Prompt: Extract every line that includes the string "JSON".
▬▬▬
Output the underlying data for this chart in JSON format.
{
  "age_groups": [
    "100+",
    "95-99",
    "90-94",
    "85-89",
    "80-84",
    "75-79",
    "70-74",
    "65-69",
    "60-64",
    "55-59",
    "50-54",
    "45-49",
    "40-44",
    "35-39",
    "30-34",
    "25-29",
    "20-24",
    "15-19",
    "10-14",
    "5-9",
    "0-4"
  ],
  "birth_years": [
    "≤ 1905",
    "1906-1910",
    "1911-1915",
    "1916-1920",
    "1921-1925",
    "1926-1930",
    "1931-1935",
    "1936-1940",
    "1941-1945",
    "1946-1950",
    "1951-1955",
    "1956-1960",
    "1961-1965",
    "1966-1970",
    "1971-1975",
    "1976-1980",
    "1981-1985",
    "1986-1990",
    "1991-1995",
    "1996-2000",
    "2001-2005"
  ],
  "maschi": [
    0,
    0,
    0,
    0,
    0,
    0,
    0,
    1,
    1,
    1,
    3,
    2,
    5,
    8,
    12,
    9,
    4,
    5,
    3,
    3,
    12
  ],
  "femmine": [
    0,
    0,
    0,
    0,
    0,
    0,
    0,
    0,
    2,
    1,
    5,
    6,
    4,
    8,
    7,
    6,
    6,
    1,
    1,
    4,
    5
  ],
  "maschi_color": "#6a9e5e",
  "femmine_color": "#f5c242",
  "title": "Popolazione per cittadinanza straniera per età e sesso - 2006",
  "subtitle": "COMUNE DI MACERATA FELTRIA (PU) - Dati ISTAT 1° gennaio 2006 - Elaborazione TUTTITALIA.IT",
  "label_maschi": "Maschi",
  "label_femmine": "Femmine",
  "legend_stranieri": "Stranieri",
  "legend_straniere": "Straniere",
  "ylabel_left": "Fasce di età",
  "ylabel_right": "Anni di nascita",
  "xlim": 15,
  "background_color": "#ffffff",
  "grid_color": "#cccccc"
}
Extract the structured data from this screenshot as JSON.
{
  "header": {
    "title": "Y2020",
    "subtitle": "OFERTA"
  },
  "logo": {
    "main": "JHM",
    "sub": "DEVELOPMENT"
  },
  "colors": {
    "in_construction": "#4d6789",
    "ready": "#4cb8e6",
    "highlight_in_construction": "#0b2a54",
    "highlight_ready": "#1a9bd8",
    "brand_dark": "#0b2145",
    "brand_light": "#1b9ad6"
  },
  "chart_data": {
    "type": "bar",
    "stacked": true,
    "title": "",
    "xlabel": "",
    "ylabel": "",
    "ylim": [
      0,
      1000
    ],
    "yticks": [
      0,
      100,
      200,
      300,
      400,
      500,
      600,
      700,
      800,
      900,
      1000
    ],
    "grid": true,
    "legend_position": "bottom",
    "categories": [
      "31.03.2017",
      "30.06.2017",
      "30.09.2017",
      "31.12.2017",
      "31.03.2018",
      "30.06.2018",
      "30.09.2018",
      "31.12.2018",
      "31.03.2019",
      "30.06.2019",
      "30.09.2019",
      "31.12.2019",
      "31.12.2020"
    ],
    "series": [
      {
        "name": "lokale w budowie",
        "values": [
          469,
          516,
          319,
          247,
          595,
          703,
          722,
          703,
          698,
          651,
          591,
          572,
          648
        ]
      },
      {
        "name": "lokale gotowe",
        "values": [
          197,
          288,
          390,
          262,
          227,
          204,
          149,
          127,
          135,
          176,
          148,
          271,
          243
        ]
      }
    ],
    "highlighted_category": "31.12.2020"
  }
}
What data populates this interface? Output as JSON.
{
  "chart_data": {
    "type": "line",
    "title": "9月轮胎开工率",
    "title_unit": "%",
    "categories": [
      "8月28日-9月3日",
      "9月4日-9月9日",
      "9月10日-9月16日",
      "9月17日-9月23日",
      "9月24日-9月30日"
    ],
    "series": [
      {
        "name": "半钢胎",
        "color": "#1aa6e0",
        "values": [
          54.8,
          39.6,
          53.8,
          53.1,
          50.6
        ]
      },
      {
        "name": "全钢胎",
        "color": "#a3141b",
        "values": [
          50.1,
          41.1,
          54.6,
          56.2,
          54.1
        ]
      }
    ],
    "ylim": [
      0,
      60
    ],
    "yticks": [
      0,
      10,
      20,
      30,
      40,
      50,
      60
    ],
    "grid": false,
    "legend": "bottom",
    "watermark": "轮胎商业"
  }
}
▬▬▬
Task answer:
Output the underlying data for this chart in JSON format.
Extract the structured data from this screenshot as JSON.
What data populates this interface? Output as JSON.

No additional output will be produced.